Aim of the exercise:
Repeat everything in the material exactly.
------ Records supplied
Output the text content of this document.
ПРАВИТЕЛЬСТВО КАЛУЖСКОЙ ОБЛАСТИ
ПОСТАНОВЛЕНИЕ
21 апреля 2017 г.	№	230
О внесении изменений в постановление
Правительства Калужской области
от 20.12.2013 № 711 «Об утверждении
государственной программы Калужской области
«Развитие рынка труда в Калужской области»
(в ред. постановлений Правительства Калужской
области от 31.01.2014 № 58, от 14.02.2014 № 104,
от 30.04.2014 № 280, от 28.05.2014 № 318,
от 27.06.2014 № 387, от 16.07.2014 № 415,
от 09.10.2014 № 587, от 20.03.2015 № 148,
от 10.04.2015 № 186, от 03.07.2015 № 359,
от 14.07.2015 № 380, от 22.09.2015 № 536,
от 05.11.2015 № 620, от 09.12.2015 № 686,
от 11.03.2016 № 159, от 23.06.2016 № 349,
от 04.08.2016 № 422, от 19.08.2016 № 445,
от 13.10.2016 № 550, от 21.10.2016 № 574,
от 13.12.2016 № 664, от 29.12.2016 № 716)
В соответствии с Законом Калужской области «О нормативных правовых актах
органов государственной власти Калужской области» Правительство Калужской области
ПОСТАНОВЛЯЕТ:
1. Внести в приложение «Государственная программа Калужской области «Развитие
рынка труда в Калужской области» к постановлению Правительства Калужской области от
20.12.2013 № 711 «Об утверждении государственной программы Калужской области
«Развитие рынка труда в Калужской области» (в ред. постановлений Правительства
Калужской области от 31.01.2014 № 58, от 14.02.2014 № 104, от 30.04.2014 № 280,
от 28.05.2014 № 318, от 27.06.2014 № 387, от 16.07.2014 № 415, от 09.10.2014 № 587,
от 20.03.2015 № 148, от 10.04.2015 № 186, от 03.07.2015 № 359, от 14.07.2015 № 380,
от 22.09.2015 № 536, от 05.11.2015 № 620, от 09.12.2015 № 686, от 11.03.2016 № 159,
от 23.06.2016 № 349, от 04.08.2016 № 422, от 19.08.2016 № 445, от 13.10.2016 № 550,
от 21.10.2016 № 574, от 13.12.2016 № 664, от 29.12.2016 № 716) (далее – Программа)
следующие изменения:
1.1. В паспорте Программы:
------------
Solved problem:
Output the text content of this document.
ПРАВИТЕЛЬСТВО КАЛУЖСКОЙ ОБЛАСТИ
ПОСТАНОВЛЕНИЕ
21 апреля 2017 г.	№	230
О внесении изменений в постановление
Правительства Калужской области
от 20.12.2013 № 711 «Об утверждении
государственной программы Калужской области
«Развитие рынка труда в Калужской области»
(в ред. постановлений Правительства Калужской
области от 31.01.2014 № 58, от 14.02.2014 № 104,
от 30.04.2014 № 280, от 28.05.2014 № 318,
от 27.06.2014 № 387, от 16.07.2014 № 415,
от 09.10.2014 № 587, от 20.03.2015 № 148,
от 10.04.2015 № 186, от 03.07.2015 № 359,
от 14.07.2015 № 380, от 22.09.2015 № 536,
от 05.11.2015 № 620, от 09.12.2015 № 686,
от 11.03.2016 № 159, от 23.06.2016 № 349,
от 04.08.2016 № 422, от 19.08.2016 № 445,
от 13.10.2016 № 550, от 21.10.2016 № 574,
от 13.12.2016 № 664, от 29.12.2016 № 716)
В соответствии с Законом Калужской области «О нормативных правовых актах
органов государственной власти Калужской области» Правительство Калужской области
ПОСТАНОВЛЯЕТ:
1. Внести в приложение «Государственная программа Калужской области «Развитие
рынка труда в Калужской области» к постановлению Правительства Калужской области от
20.12.2013 № 711 «Об утверждении государственной программы Калужской области
«Развитие рынка труда в Калужской области» (в ред. постановлений Правительства
Калужской области от 31.01.2014 № 58, от 14.02.2014 № 104, от 30.04.2014 № 280,
от 28.05.2014 № 318, от 27.06.2014 № 387, от 16.07.2014 № 415, от 09.10.2014 № 587,
от 20.03.2015 № 148, от 10.04.2015 № 186, от 03.07.2015 № 359, от 14.07.2015 № 380,
от 22.09.2015 № 536, от 05.11.2015 № 620, от 09.12.2015 № 686, от 11.03.2016 № 159,
от 23.06.2016 № 349, от 04.08.2016 № 422, от 19.08.2016 № 445, от 13.10.2016 № 550,
от 21.10.2016 № 574, от 13.12.2016 № 664, от 29.12.2016 № 716) (далее – Программа)
следующие изменения:
1.1. В паспорте Программы:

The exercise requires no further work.